• _Records for the exercise_:
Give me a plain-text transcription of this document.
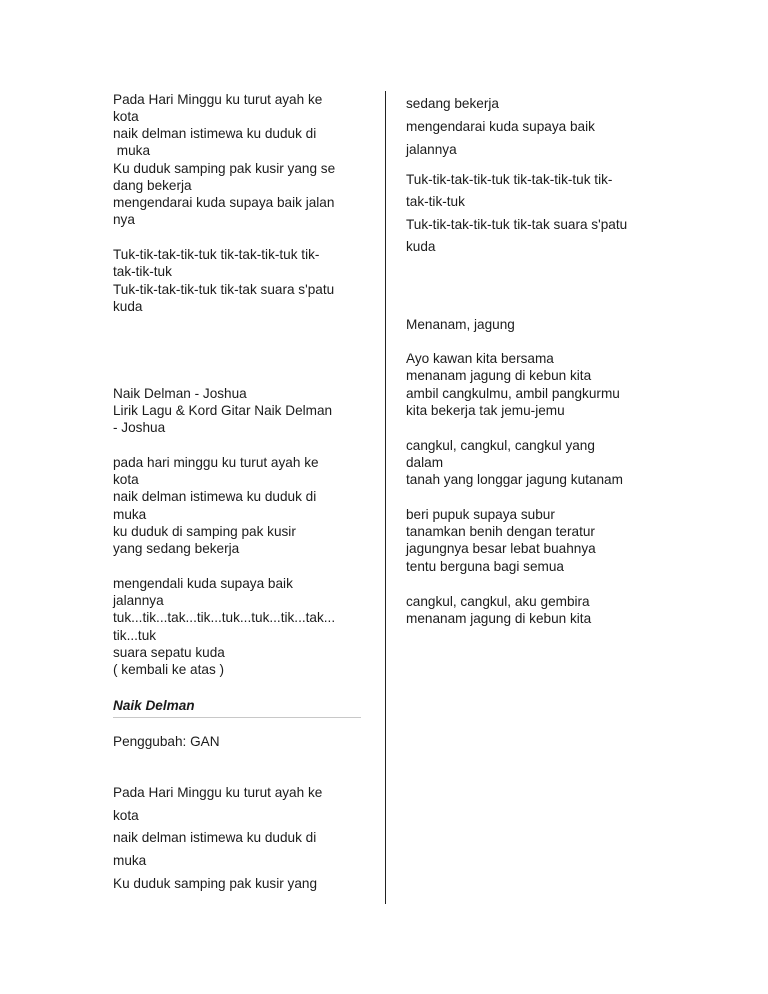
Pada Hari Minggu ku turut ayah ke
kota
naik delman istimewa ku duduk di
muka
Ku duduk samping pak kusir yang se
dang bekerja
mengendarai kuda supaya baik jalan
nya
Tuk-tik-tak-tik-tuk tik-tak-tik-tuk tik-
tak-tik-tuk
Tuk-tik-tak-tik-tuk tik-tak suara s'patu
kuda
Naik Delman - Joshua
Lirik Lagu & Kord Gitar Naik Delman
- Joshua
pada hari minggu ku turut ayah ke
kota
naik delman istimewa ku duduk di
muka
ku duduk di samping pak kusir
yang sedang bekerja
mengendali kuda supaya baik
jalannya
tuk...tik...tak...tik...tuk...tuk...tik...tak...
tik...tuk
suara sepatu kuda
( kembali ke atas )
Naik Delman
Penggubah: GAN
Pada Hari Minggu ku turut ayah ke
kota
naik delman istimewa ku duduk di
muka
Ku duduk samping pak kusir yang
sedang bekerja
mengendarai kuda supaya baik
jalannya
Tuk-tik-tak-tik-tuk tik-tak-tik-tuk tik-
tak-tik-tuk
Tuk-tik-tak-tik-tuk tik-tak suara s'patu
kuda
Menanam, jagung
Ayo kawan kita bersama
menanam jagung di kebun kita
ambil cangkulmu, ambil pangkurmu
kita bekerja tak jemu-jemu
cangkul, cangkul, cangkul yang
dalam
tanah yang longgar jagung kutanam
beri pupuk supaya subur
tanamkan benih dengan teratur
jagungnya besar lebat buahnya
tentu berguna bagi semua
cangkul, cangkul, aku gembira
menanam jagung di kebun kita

• _What you will do_: Take the records above and transcribe them exactly, dropping every picture.

• _Problem solution_:
Give me a plain-text transcription of this document.
Pada Hari Minggu ku turut ayah ke
kota
naik delman istimewa ku duduk di
muka
Ku duduk samping pak kusir yang se
dang bekerja
mengendarai kuda supaya baik jalan
nya
Tuk-tik-tak-tik-tuk tik-tak-tik-tuk tik-
tak-tik-tuk
Tuk-tik-tak-tik-tuk tik-tak suara s'patu
kuda
Naik Delman - Joshua
Lirik Lagu & Kord Gitar Naik Delman
- Joshua
pada hari minggu ku turut ayah ke
kota
naik delman istimewa ku duduk di
muka
ku duduk di samping pak kusir
yang sedang bekerja
mengendali kuda supaya baik
jalannya
tuk...tik...tak...tik...tuk...tuk...tik...tak...
tik...tuk
suara sepatu kuda
( kembali ke atas )
Naik Delman
Penggubah: GAN
Pada Hari Minggu ku turut ayah ke
kota
naik delman istimewa ku duduk di
muka
Ku duduk samping pak kusir yang
sedang bekerja
mengendarai kuda supaya baik
jalannya
Tuk-tik-tak-tik-tuk tik-tak-tik-tuk tik-
tak-tik-tuk
Tuk-tik-tak-tik-tuk tik-tak suara s'patu
kuda
Menanam, jagung
Ayo kawan kita bersama
menanam jagung di kebun kita
ambil cangkulmu, ambil pangkurmu
kita bekerja tak jemu-jemu
cangkul, cangkul, cangkul yang
dalam
tanah yang longgar jagung kutanam
beri pupuk supaya subur
tanamkan benih dengan teratur
jagungnya besar lebat buahnya
tentu berguna bagi semua
cangkul, cangkul, aku gembira
menanam jagung di kebun kita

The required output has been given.